- [Document text]
With that in mind, all G28 is is a specific spot in space, related to MACHINE ZERO. Not work zero.
So G28 will always be related to the zero position the machine finds
when it homes. That is an incredibly handy thing! If you home your
machine, jog the head to any place in the work volume you like, and send
code “G28.1” from the console (that sets where your G28 position is),
then any time in the future that you call out “G28” (note the lack of
the .1 after it) then the machine will go DIRECTLY to that position.
Why is this handy? Because that means you can set up fixturing on your
wasteboard (an X and Y stop are excellent) then jog your machine to line
up your zero just like you would for a normal carve. Raise the Z to
near the top, and send G28.1. Now, any time you turn your machine on,
all you have to do is home it, then send G28, and it will zip right over
to PERFECT zero alignment! You don’t have to ever set a zero for your
work corner again! All you have to do is put in your tool, set your
Z-zero (I use a touch plate, but whatever method you like will work just
fine) and start your cut. By default, Fusion 360 sends your tool to
G28 at the beginning of every operation, and at the end of every
operation. That means it will always return to a safe spot, as long as
you set it properly to begin with. If you set it near the top of the Z
range, it will also mean it’s just in the right place to change tools!

- [Requirement 1] Can you restate the G28 passage from "Why is this" to "to change tools!", replacing "touch plate" with "Z probe"?
- [Requirement 2] Could you carry the G28 passage on from its last sentence with the next part of the text?
This listing has no connection to the G28 passage.

[Structured page parsing data]
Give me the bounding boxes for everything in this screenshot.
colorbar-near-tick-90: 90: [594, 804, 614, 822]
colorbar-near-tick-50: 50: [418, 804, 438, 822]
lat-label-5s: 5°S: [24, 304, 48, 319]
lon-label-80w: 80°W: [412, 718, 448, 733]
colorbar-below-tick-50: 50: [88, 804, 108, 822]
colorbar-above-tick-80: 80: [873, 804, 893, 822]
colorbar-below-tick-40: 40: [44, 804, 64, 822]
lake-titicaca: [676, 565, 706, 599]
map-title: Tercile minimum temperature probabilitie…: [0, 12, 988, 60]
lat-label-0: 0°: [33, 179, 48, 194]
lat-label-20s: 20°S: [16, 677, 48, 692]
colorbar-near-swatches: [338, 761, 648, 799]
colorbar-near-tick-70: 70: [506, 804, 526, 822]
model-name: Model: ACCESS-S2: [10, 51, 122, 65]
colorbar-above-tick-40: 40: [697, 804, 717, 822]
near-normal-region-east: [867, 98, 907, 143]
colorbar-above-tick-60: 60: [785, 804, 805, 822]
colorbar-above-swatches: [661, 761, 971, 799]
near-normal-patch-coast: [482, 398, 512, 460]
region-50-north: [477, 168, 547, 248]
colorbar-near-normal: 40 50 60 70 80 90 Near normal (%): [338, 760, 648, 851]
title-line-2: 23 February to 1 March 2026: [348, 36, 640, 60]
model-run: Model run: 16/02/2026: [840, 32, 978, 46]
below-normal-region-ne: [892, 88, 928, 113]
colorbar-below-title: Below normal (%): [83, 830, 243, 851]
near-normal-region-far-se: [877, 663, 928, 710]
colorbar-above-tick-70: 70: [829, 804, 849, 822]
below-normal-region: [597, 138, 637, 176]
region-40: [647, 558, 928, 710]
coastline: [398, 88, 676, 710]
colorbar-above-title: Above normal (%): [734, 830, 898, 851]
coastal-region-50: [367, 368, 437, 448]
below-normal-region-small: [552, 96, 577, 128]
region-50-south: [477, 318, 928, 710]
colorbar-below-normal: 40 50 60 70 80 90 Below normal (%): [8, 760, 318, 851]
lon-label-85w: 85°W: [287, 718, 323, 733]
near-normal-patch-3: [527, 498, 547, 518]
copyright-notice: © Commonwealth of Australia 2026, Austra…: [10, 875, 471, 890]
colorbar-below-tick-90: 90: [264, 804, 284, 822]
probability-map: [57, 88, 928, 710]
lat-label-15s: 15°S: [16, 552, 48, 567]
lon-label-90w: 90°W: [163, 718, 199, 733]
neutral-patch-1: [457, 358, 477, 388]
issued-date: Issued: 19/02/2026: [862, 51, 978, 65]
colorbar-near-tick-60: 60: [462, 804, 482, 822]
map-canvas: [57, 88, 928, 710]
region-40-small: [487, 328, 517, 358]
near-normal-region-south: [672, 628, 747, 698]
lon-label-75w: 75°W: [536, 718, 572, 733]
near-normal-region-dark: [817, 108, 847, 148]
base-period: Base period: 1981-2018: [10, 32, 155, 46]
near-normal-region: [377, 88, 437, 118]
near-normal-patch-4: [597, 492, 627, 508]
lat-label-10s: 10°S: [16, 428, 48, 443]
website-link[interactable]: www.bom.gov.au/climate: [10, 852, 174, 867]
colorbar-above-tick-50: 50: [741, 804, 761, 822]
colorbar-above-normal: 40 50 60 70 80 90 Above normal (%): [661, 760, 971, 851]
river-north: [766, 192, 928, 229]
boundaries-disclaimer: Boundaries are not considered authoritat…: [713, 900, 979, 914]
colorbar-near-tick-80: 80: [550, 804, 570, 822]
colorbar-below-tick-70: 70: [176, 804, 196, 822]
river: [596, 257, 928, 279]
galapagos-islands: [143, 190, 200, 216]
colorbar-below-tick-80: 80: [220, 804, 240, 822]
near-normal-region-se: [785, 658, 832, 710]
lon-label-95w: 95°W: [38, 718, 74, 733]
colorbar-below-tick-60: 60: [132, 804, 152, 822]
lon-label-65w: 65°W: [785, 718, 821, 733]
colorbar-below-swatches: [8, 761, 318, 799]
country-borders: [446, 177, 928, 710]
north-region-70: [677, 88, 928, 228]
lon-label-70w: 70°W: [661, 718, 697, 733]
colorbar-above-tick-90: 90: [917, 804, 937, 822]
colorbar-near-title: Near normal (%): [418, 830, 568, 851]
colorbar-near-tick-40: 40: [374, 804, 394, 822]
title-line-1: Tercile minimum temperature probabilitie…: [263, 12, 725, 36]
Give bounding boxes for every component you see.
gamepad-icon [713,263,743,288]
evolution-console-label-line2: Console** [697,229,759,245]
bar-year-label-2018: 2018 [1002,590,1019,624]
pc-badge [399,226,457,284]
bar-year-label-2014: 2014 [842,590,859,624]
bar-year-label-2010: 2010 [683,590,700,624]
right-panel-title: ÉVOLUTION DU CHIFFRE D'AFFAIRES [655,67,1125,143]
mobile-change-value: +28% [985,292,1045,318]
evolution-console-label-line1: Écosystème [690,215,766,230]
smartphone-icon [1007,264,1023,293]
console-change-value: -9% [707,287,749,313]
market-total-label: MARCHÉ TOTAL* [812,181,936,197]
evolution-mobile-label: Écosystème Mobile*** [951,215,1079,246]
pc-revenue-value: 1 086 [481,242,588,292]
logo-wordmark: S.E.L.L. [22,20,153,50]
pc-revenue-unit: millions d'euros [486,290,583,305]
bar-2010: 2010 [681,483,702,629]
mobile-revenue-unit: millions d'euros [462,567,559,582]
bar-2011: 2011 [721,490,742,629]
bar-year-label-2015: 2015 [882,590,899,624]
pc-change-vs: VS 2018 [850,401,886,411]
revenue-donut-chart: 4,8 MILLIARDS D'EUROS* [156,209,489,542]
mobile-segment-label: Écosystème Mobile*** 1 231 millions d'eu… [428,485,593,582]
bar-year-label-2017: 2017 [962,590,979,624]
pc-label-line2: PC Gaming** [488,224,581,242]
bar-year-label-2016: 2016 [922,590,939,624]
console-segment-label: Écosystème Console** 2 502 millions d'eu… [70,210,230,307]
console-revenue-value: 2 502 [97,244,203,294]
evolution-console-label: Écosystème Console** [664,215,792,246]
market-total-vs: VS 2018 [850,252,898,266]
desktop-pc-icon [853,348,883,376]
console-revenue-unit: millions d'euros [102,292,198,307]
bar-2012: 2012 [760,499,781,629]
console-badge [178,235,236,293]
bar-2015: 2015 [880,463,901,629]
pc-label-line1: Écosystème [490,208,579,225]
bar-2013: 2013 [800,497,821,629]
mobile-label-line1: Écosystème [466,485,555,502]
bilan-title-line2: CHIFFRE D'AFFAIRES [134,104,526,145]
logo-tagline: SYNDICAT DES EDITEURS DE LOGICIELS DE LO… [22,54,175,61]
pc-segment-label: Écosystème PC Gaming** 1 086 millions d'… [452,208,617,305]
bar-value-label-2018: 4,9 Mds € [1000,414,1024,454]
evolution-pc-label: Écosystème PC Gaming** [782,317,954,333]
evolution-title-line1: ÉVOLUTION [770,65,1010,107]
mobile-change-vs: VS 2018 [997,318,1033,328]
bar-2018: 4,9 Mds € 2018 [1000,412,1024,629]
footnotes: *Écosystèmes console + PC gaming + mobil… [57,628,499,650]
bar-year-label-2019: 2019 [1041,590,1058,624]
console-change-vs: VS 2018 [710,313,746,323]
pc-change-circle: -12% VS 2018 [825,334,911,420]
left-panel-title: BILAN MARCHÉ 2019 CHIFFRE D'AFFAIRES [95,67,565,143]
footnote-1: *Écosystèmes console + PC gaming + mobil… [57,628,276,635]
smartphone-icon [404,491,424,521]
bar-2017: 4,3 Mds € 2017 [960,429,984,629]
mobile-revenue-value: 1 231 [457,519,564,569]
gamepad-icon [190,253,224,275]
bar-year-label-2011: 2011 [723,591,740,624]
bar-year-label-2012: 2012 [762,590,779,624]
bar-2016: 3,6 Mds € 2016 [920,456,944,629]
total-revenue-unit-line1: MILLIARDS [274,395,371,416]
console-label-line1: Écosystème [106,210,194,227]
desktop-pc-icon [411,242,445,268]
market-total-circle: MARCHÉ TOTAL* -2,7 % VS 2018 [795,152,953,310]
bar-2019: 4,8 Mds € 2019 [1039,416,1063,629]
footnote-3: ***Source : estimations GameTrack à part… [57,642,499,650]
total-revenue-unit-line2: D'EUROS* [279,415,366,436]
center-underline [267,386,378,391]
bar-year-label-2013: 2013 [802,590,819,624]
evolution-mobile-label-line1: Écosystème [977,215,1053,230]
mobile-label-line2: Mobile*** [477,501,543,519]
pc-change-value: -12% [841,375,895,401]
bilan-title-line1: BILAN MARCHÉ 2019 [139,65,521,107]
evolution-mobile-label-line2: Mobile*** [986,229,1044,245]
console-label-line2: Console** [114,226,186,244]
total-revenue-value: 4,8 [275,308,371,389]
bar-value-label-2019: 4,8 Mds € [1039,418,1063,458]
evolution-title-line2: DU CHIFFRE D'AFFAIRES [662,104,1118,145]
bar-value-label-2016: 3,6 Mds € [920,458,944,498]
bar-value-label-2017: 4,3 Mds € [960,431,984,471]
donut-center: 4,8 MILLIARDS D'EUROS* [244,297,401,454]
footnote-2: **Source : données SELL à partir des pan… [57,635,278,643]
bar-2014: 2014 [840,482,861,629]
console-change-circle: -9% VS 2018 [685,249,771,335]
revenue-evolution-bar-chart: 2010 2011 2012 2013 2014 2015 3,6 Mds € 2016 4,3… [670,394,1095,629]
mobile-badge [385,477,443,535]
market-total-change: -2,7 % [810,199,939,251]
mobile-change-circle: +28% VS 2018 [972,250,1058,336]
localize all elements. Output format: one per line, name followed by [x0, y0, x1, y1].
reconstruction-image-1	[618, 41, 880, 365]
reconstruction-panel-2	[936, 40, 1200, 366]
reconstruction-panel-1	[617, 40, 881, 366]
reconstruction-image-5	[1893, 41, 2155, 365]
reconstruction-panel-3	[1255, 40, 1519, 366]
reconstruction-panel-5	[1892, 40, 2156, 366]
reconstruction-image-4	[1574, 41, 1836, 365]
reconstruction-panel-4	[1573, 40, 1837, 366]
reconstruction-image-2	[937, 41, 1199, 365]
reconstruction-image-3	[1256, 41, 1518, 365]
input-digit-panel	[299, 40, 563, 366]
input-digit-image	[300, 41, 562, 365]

- [Answer area 1]
Why is this handy? Because that means you can set up fixturing on your
wasteboard (an X and Y stop are excellent) then jog your machine to line
up your zero just like you would for a normal carve. Raise the Z to
near the top, and send G28.1. Now, any time you turn your machine on,
all you have to do is home it, then send G28, and it will zip right over
to PERFECT zero alignment! You don’t have to ever set a zero for your
work corner again! All you have to do is put in your tool, set your
Z-zero (I use a Z probe, but whatever method you like will work just
fine) and start your cut. By default, Fusion 360 sends your tool to
G28 at the beginning of every operation, and at the end of every
operation. That means it will always return to a safe spot, as long as
you set it properly to begin with. If you set it near the top of the Z
range, it will also mean it’s just in the right place to change tools!

- [Answer area 2]
Be warned, the tool will go straight to that position after the end of the cut, make sure
your clamps or work-holding pieces are not between that spot, and G28!
It has no way of knowing if there’s stuff in the way, and will happily
plow the cutter right into a clamp if you don’t keep that in mind!"

I hope this helps.

Several questions here.
Assuming I am using Easel and not UGCS:

  • my work zero is arbitrary for each project. This implies I need to reset g28.1 for each project, after I set work zero, so they align?
  • I have no way of setting g28.1 in easel?
  • Easel asks me to set x/y/z zero in a single step. so how w/could a touch plate work?

Happy to have you pick my brain. Let me know when and how you want to do it.

2 Likes

That just means you can’t use G28 to eliminate the need to zero, Malcom. It doesn’t replace your work zero, or mean you can’t use a separate work zero. Basically all I’m describing there is putting G28 directly at a standard spot, and using fixturing to make sure that your work zero aligns exactly to that spot. That way, you KNOW that your work zero is exactly at the place that G28 runs to, and you can just tell it to zero out right there, since you know that spot and your work zero are coincident.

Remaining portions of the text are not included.